### What you will do
The data below should be restated word for word, with every picture omitted.

(Extracted records)

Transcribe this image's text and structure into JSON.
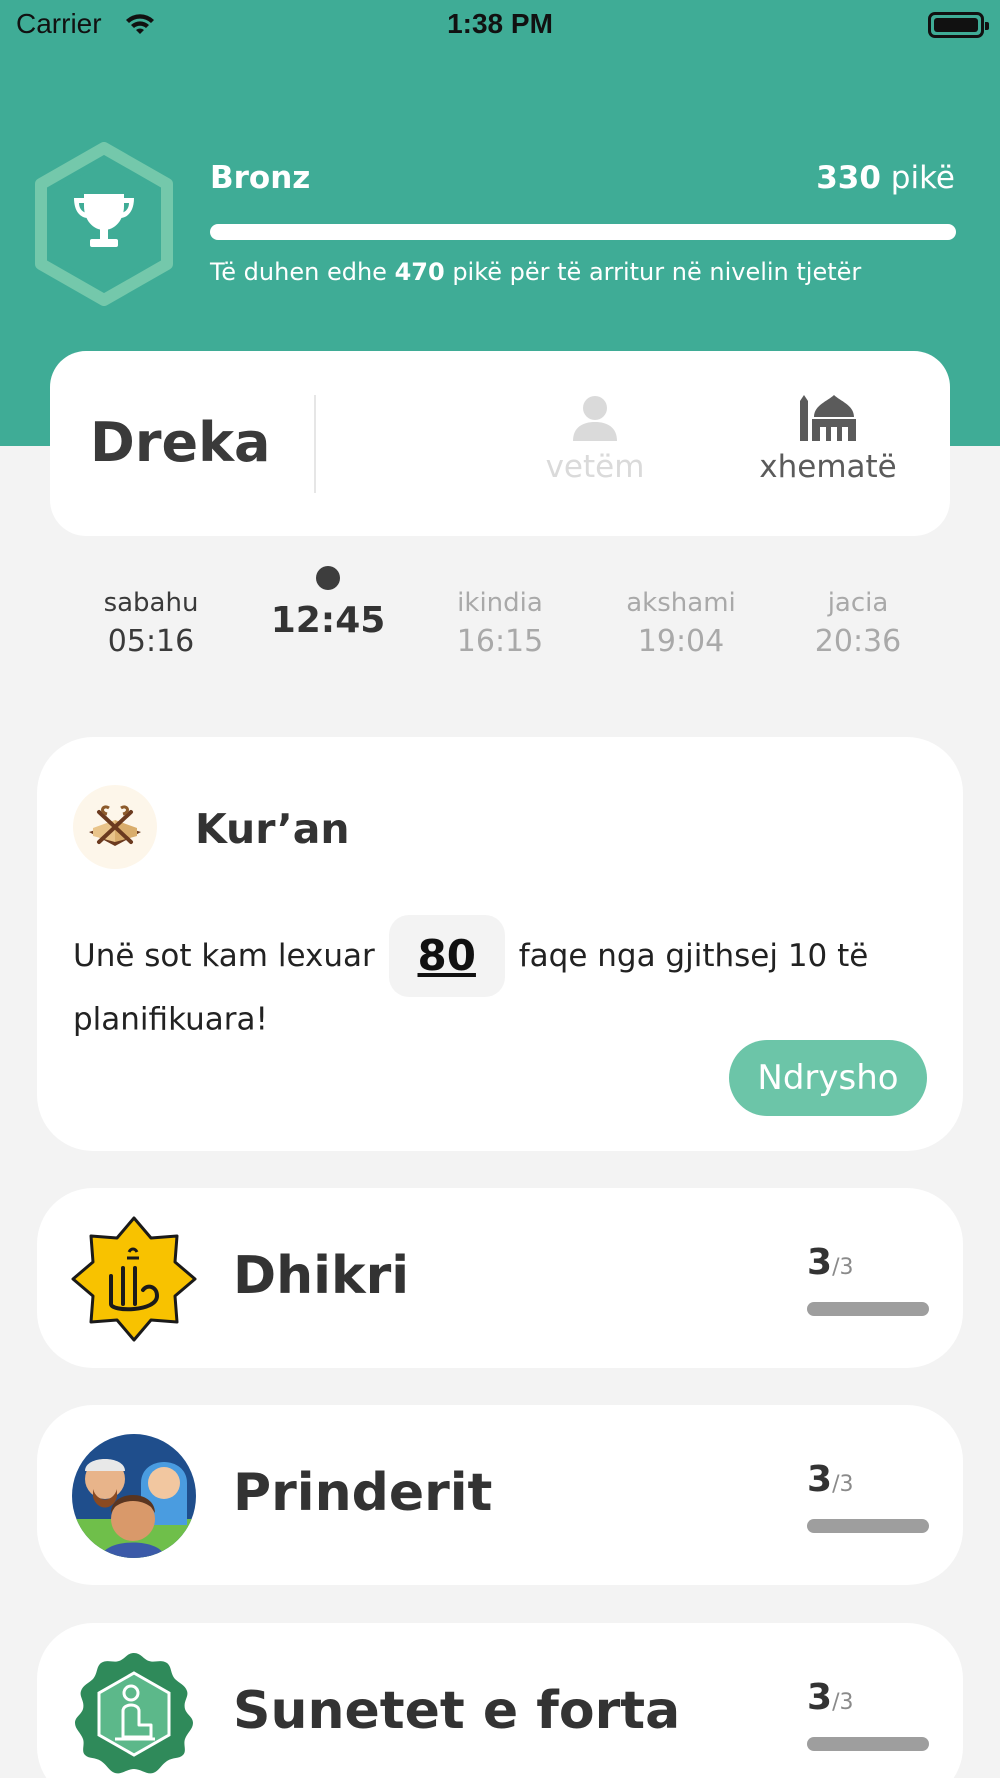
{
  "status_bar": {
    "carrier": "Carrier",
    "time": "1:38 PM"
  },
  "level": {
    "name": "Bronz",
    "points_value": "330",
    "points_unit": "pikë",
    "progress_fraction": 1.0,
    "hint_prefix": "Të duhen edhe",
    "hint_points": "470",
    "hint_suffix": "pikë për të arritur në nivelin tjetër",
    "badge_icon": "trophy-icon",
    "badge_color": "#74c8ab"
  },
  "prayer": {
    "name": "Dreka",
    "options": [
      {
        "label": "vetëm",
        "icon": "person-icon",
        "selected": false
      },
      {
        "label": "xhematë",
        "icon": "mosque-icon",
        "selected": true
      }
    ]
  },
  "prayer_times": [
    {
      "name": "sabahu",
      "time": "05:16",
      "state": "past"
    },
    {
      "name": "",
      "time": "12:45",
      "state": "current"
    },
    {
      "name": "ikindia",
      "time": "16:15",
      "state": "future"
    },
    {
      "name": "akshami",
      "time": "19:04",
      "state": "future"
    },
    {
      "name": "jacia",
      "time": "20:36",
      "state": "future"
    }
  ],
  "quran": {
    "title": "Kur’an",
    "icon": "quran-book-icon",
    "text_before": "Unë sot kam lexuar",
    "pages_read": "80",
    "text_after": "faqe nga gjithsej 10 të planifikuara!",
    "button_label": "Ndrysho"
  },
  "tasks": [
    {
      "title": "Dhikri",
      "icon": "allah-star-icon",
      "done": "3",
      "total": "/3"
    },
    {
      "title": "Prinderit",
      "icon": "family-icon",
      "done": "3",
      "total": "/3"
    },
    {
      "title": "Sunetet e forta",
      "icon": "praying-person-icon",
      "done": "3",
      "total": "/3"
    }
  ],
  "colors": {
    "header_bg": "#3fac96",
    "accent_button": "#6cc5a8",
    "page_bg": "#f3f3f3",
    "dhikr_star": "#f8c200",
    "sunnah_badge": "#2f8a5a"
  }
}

### Right answer
Transcribe this image's text and structure into JSON.
{
  "status_bar": {
    "carrier": "Carrier",
    "time": "1:38 PM"
  },
  "level": {
    "name": "Bronz",
    "points_value": "330",
    "points_unit": "pikë",
    "progress_fraction": 1.0,
    "hint_prefix": "Të duhen edhe",
    "hint_points": "470",
    "hint_suffix": "pikë për të arritur në nivelin tjetër",
    "badge_icon": "trophy-icon",
    "badge_color": "#74c8ab"
  },
  "prayer": {
    "name": "Dreka",
    "options": [
      {
        "label": "vetëm",
        "icon": "person-icon",
        "selected": false
      },
      {
        "label": "xhematë",
        "icon": "mosque-icon",
        "selected": true
      }
    ]
  },
  "prayer_times": [
    {
      "name": "sabahu",
      "time": "05:16",
      "state": "past"
    },
    {
      "name": "",
      "time": "12:45",
      "state": "current"
    },
    {
      "name": "ikindia",
      "time": "16:15",
      "state": "future"
    },
    {
      "name": "akshami",
      "time": "19:04",
      "state": "future"
    },
    {
      "name": "jacia",
      "time": "20:36",
      "state": "future"
    }
  ],
  "quran": {
    "title": "Kur’an",
    "icon": "quran-book-icon",
    "text_before": "Unë sot kam lexuar",
    "pages_read": "80",
    "text_after": "faqe nga gjithsej 10 të planifikuara!",
    "button_label": "Ndrysho"
  },
  "tasks": [
    {
      "title": "Dhikri",
      "icon": "allah-star-icon",
      "done": "3",
      "total": "/3"
    },
    {
      "title": "Prinderit",
      "icon": "family-icon",
      "done": "3",
      "total": "/3"
    },
    {
      "title": "Sunetet e forta",
      "icon": "praying-person-icon",
      "done": "3",
      "total": "/3"
    }
  ],
  "colors": {
    "header_bg": "#3fac96",
    "accent_button": "#6cc5a8",
    "page_bg": "#f3f3f3",
    "dhikr_star": "#f8c200",
    "sunnah_badge": "#2f8a5a"
  }
}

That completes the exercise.